[Source records]
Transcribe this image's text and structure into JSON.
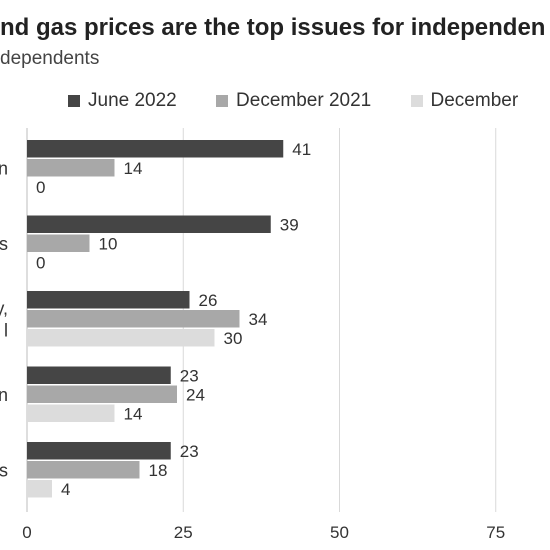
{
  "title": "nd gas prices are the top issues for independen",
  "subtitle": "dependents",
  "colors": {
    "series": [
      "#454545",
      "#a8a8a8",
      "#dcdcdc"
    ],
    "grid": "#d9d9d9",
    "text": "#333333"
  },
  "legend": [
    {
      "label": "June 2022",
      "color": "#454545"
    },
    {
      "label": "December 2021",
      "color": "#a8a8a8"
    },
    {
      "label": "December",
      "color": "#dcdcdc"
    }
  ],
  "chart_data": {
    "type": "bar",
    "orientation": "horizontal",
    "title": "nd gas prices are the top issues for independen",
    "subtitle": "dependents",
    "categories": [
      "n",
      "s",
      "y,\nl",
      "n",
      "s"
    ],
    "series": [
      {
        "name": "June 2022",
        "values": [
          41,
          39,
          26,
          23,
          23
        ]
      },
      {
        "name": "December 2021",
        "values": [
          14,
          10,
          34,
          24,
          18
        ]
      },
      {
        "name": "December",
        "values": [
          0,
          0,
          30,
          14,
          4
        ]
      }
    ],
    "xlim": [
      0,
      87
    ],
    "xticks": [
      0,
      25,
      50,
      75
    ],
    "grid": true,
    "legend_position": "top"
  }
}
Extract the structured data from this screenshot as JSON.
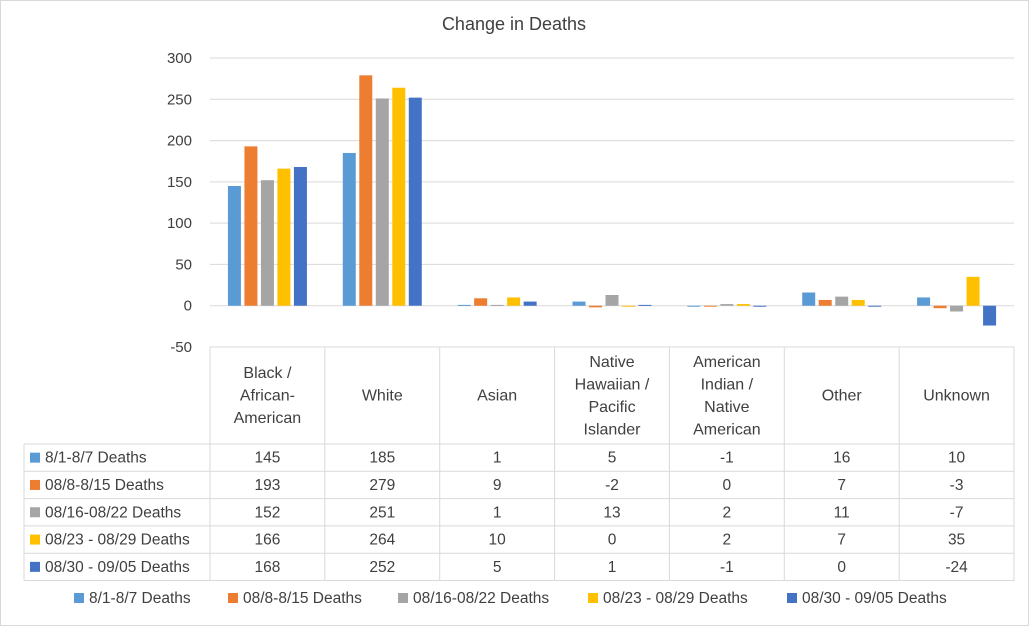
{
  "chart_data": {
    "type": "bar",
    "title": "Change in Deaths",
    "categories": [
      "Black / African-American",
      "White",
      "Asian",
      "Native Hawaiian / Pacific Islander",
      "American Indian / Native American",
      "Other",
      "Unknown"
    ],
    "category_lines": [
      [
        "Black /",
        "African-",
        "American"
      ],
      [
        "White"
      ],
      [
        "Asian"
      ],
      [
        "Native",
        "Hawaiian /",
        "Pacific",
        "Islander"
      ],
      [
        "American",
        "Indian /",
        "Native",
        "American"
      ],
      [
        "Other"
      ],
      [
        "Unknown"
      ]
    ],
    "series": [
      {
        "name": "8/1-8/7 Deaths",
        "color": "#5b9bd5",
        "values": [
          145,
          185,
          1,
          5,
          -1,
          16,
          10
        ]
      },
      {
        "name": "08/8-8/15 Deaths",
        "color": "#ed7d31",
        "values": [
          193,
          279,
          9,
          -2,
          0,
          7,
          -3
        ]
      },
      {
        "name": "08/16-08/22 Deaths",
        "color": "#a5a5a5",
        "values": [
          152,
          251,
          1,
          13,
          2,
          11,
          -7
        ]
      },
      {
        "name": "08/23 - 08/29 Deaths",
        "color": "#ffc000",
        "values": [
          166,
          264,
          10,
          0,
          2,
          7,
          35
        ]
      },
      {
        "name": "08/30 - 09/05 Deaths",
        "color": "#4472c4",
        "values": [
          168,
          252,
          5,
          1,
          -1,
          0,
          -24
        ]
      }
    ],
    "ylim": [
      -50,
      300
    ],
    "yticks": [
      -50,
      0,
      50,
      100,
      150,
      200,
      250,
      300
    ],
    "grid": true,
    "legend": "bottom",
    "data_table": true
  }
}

---

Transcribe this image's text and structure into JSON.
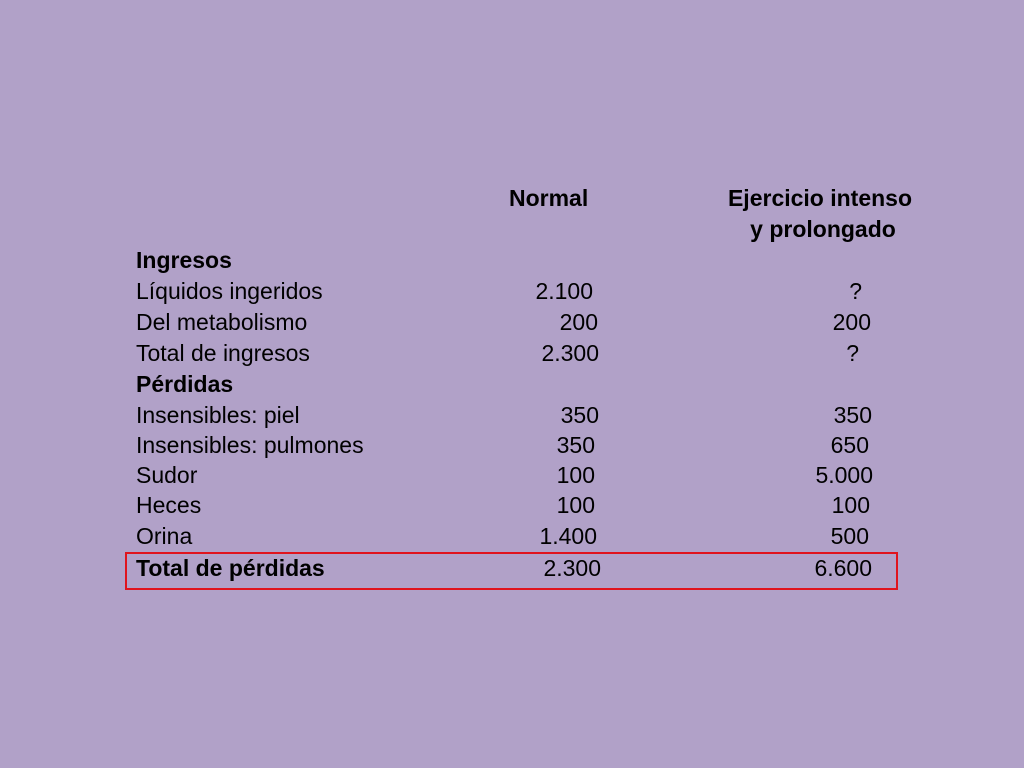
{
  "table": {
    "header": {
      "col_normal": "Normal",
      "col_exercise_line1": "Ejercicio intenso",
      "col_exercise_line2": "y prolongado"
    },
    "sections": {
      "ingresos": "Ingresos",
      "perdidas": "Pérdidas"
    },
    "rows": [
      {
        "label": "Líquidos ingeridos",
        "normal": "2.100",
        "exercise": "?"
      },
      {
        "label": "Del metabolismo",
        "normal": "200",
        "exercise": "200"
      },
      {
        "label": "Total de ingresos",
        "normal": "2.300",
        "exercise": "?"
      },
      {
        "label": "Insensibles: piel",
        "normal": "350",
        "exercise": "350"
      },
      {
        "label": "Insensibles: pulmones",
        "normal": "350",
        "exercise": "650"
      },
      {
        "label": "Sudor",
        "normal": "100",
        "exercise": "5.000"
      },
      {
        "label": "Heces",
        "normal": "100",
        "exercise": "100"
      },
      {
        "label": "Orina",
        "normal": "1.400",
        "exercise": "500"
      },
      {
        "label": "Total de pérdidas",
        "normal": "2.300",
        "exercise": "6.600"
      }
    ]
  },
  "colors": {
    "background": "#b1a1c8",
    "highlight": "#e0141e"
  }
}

● Task description
How many lines in the data contain the string "label"? Respond with the number only.

● Exercise result
12